▸ Direction
In the listing below, locate the lines that hold "տեղեկությունների" and copy them.

▸ Given entries

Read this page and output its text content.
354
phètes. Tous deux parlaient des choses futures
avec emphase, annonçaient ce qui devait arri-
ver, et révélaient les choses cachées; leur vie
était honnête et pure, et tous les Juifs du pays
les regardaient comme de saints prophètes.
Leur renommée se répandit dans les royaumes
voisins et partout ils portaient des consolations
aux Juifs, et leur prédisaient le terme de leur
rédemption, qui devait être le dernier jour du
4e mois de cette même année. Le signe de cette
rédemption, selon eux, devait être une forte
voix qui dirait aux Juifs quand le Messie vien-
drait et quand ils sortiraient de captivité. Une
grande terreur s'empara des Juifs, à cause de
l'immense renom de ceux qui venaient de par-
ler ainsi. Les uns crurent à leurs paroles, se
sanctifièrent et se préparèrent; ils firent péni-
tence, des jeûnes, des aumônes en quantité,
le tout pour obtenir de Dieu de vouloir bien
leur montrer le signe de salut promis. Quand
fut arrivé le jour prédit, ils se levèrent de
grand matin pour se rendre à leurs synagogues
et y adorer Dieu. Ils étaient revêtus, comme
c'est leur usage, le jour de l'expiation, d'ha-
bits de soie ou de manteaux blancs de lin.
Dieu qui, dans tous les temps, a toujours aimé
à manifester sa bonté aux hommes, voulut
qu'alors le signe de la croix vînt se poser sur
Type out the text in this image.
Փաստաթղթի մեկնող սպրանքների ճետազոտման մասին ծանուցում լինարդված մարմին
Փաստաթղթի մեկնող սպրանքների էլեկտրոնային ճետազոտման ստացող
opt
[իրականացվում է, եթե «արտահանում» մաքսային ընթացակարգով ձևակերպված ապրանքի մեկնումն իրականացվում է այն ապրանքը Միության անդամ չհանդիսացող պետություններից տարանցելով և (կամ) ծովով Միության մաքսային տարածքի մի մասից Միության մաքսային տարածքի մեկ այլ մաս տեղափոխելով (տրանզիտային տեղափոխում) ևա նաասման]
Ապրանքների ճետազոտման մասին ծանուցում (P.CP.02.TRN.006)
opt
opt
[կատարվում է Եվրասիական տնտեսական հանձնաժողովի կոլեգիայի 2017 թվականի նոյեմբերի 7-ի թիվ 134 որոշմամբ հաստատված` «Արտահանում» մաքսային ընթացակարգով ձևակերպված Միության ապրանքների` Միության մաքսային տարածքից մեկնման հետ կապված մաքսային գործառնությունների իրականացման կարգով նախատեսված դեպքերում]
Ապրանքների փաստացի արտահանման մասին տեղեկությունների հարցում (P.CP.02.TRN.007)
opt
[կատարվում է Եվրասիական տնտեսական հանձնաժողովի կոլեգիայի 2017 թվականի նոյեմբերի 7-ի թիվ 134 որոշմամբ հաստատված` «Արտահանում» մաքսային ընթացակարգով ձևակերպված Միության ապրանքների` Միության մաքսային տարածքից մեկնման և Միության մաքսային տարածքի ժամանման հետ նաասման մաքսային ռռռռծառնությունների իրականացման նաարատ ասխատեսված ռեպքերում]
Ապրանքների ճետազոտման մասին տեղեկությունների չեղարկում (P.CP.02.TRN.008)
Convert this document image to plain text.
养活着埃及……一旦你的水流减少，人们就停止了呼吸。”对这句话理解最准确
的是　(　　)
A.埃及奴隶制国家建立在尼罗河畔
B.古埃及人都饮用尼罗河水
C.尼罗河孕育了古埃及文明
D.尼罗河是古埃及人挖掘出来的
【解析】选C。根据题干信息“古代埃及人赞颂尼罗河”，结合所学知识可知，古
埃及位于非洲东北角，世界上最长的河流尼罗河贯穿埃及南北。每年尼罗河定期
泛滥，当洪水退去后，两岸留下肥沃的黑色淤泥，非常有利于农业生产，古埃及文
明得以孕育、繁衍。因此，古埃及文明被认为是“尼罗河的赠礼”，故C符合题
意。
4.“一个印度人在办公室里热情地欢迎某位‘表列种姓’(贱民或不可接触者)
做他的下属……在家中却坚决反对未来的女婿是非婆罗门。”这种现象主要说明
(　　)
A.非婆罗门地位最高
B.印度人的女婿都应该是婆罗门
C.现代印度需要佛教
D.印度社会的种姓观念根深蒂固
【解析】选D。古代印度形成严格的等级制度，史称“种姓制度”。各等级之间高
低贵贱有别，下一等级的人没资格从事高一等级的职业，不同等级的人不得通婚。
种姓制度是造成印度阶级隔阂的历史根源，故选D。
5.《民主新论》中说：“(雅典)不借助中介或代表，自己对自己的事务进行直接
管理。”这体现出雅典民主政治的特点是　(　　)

▸ Answer below
Ապրանքների փաստացի արտահանման մասին տեղեկությունների հարցում (P.CP.02.TRN.007)
Ապրանքների ճետազոտման մասին տեղեկությունների չեղարկում (P.CP.02.TRN.008)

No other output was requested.